⟨

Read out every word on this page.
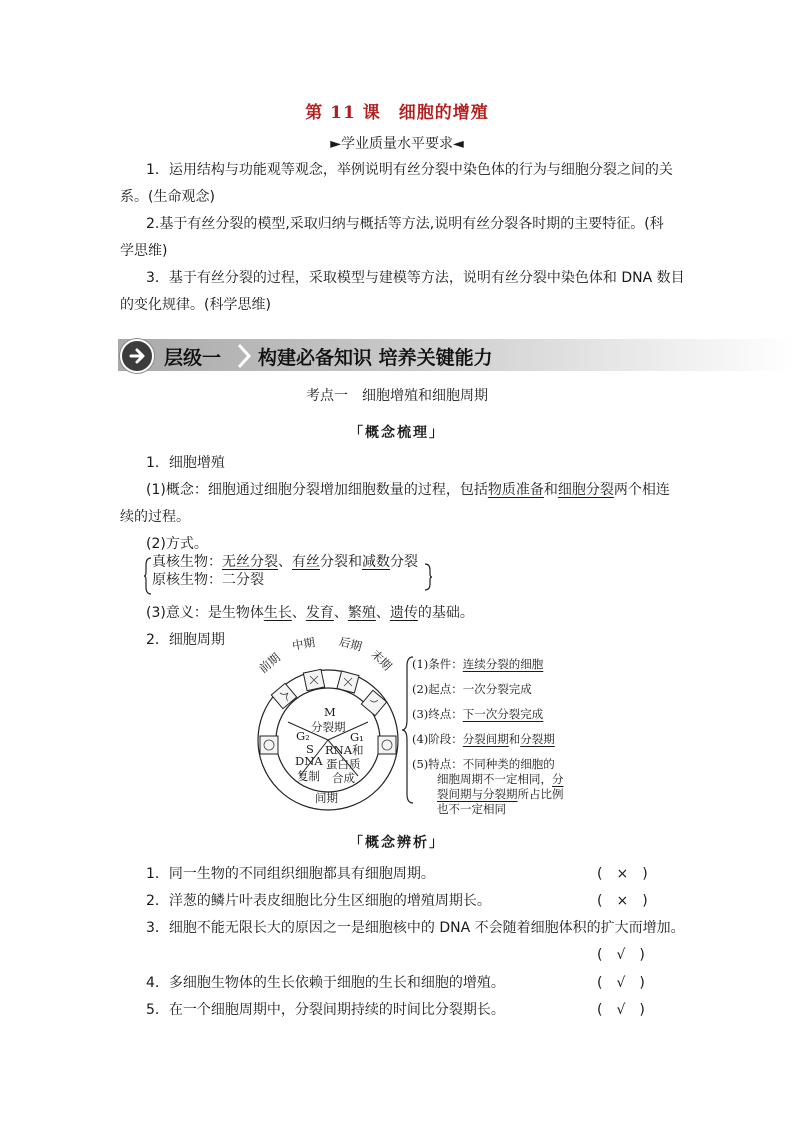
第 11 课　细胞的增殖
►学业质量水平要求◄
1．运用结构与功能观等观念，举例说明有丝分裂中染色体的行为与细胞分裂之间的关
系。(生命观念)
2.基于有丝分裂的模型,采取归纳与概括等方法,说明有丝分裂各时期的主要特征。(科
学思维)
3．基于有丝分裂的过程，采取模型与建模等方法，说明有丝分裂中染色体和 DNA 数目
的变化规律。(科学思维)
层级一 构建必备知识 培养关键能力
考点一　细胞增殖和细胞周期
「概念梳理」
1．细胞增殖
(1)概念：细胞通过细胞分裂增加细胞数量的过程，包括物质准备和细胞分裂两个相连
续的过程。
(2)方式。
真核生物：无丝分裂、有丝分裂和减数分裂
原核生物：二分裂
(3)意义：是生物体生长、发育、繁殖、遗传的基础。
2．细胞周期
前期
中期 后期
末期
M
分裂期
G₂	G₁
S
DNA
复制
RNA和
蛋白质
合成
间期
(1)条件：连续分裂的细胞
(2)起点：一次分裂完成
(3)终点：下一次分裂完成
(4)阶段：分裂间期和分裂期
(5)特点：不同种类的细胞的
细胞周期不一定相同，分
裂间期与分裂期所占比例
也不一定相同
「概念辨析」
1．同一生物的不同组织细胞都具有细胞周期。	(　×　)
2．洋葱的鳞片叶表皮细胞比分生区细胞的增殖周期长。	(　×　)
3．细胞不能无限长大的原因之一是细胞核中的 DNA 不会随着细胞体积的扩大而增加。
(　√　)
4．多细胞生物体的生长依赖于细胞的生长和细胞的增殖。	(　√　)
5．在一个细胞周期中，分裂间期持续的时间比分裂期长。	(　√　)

⟩

- GIVEN INSTRUCTION
Repeat every record above exactly, but leave out any pictures.

- ANSWER FOR THE TASK
Read out every word on this page.
第 11 课　细胞的增殖
►学业质量水平要求◄
1．运用结构与功能观等观念，举例说明有丝分裂中染色体的行为与细胞分裂之间的关
系。(生命观念)
2.基于有丝分裂的模型,采取归纳与概括等方法,说明有丝分裂各时期的主要特征。(科
学思维)
3．基于有丝分裂的过程，采取模型与建模等方法，说明有丝分裂中染色体和 DNA 数目
的变化规律。(科学思维)
层级一 构建必备知识 培养关键能力
考点一　细胞增殖和细胞周期
「概念梳理」
1．细胞增殖
(1)概念：细胞通过细胞分裂增加细胞数量的过程，包括物质准备和细胞分裂两个相连
续的过程。
(2)方式。
真核生物：无丝分裂、有丝分裂和减数分裂
原核生物：二分裂
(3)意义：是生物体生长、发育、繁殖、遗传的基础。
2．细胞周期
前期
中期 后期
末期
M
分裂期
G₂	G₁
S
DNA
复制
RNA和
蛋白质
合成
间期
(1)条件：连续分裂的细胞
(2)起点：一次分裂完成
(3)终点：下一次分裂完成
(4)阶段：分裂间期和分裂期
(5)特点：不同种类的细胞的
细胞周期不一定相同，分
裂间期与分裂期所占比例
也不一定相同
「概念辨析」
1．同一生物的不同组织细胞都具有细胞周期。	(　×　)
2．洋葱的鳞片叶表皮细胞比分生区细胞的增殖周期长。	(　×　)
3．细胞不能无限长大的原因之一是细胞核中的 DNA 不会随着细胞体积的扩大而增加。
(　√　)
4．多细胞生物体的生长依赖于细胞的生长和细胞的增殖。	(　√　)
5．在一个细胞周期中，分裂间期持续的时间比分裂期长。	(　√　)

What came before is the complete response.